> [Dataset content]
## start

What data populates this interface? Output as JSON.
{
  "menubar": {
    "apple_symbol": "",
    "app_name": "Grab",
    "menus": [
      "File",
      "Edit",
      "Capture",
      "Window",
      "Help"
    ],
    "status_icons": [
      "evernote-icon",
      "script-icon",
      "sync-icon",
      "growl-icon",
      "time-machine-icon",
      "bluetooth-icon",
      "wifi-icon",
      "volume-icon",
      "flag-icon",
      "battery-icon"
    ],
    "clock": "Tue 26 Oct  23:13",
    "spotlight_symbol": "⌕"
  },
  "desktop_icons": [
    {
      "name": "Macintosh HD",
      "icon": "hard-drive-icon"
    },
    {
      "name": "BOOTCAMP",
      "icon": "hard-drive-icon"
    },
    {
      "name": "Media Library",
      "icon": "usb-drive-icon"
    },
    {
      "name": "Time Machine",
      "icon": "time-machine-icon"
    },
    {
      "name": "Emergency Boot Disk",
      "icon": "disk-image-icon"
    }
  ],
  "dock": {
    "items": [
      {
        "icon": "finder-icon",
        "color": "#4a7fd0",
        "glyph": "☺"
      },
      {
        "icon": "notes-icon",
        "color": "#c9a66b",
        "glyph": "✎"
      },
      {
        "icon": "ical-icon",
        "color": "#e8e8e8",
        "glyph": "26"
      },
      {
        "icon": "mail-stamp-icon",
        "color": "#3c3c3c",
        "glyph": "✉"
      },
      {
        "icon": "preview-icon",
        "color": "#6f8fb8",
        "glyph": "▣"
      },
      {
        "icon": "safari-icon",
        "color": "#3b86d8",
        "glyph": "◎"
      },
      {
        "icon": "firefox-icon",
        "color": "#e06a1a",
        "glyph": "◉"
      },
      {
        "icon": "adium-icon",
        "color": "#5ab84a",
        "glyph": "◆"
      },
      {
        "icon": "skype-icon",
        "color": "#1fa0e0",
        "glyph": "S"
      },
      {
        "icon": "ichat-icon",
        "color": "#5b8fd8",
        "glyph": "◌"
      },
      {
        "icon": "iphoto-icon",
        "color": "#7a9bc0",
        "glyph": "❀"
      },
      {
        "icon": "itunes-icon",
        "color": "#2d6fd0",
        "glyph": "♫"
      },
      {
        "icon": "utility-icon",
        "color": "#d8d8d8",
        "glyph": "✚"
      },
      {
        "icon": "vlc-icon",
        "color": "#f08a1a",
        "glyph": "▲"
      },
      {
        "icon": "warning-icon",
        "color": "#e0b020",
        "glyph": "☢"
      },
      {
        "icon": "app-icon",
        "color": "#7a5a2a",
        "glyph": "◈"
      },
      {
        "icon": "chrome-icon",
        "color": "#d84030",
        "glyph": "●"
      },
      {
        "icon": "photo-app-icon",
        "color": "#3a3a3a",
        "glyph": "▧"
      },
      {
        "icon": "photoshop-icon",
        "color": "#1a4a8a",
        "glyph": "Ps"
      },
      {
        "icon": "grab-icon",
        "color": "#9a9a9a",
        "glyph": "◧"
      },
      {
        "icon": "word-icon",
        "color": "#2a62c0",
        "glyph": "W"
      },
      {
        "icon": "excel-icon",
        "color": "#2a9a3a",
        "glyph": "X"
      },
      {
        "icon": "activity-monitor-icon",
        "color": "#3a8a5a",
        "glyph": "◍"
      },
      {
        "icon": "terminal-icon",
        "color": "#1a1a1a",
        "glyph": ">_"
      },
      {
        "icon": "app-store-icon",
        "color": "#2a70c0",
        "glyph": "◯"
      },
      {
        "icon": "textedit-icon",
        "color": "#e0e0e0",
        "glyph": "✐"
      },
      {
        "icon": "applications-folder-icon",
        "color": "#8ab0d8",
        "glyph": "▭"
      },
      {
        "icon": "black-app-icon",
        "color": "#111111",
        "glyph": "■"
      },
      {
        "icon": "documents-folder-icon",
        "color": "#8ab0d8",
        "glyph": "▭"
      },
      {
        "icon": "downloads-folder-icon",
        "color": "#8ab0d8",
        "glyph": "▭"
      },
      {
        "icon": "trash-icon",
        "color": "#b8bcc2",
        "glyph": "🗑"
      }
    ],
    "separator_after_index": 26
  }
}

## end

Recopy all the lines exactly as they appear.

> [Expected output]
What data populates this interface? Output as JSON.
{
  "menubar": {
    "apple_symbol": "",
    "app_name": "Grab",
    "menus": [
      "File",
      "Edit",
      "Capture",
      "Window",
      "Help"
    ],
    "status_icons": [
      "evernote-icon",
      "script-icon",
      "sync-icon",
      "growl-icon",
      "time-machine-icon",
      "bluetooth-icon",
      "wifi-icon",
      "volume-icon",
      "flag-icon",
      "battery-icon"
    ],
    "clock": "Tue 26 Oct  23:13",
    "spotlight_symbol": "⌕"
  },
  "desktop_icons": [
    {
      "name": "Macintosh HD",
      "icon": "hard-drive-icon"
    },
    {
      "name": "BOOTCAMP",
      "icon": "hard-drive-icon"
    },
    {
      "name": "Media Library",
      "icon": "usb-drive-icon"
    },
    {
      "name": "Time Machine",
      "icon": "time-machine-icon"
    },
    {
      "name": "Emergency Boot Disk",
      "icon": "disk-image-icon"
    }
  ],
  "dock": {
    "items": [
      {
        "icon": "finder-icon",
        "color": "#4a7fd0",
        "glyph": "☺"
      },
      {
        "icon": "notes-icon",
        "color": "#c9a66b",
        "glyph": "✎"
      },
      {
        "icon": "ical-icon",
        "color": "#e8e8e8",
        "glyph": "26"
      },
      {
        "icon": "mail-stamp-icon",
        "color": "#3c3c3c",
        "glyph": "✉"
      },
      {
        "icon": "preview-icon",
        "color": "#6f8fb8",
        "glyph": "▣"
      },
      {
        "icon": "safari-icon",
        "color": "#3b86d8",
        "glyph": "◎"
      },
      {
        "icon": "firefox-icon",
        "color": "#e06a1a",
        "glyph": "◉"
      },
      {
        "icon": "adium-icon",
        "color": "#5ab84a",
        "glyph": "◆"
      },
      {
        "icon": "skype-icon",
        "color": "#1fa0e0",
        "glyph": "S"
      },
      {
        "icon": "ichat-icon",
        "color": "#5b8fd8",
        "glyph": "◌"
      },
      {
        "icon": "iphoto-icon",
        "color": "#7a9bc0",
        "glyph": "❀"
      },
      {
        "icon": "itunes-icon",
        "color": "#2d6fd0",
        "glyph": "♫"
      },
      {
        "icon": "utility-icon",
        "color": "#d8d8d8",
        "glyph": "✚"
      },
      {
        "icon": "vlc-icon",
        "color": "#f08a1a",
        "glyph": "▲"
      },
      {
        "icon": "warning-icon",
        "color": "#e0b020",
        "glyph": "☢"
      },
      {
        "icon": "app-icon",
        "color": "#7a5a2a",
        "glyph": "◈"
      },
      {
        "icon": "chrome-icon",
        "color": "#d84030",
        "glyph": "●"
      },
      {
        "icon": "photo-app-icon",
        "color": "#3a3a3a",
        "glyph": "▧"
      },
      {
        "icon": "photoshop-icon",
        "color": "#1a4a8a",
        "glyph": "Ps"
      },
      {
        "icon": "grab-icon",
        "color": "#9a9a9a",
        "glyph": "◧"
      },
      {
        "icon": "word-icon",
        "color": "#2a62c0",
        "glyph": "W"
      },
      {
        "icon": "excel-icon",
        "color": "#2a9a3a",
        "glyph": "X"
      },
      {
        "icon": "activity-monitor-icon",
        "color": "#3a8a5a",
        "glyph": "◍"
      },
      {
        "icon": "terminal-icon",
        "color": "#1a1a1a",
        "glyph": ">_"
      },
      {
        "icon": "app-store-icon",
        "color": "#2a70c0",
        "glyph": "◯"
      },
      {
        "icon": "textedit-icon",
        "color": "#e0e0e0",
        "glyph": "✐"
      },
      {
        "icon": "applications-folder-icon",
        "color": "#8ab0d8",
        "glyph": "▭"
      },
      {
        "icon": "black-app-icon",
        "color": "#111111",
        "glyph": "■"
      },
      {
        "icon": "documents-folder-icon",
        "color": "#8ab0d8",
        "glyph": "▭"
      },
      {
        "icon": "downloads-folder-icon",
        "color": "#8ab0d8",
        "glyph": "▭"
      },
      {
        "icon": "trash-icon",
        "color": "#b8bcc2",
        "glyph": "🗑"
      }
    ],
    "separator_after_index": 26
  }
}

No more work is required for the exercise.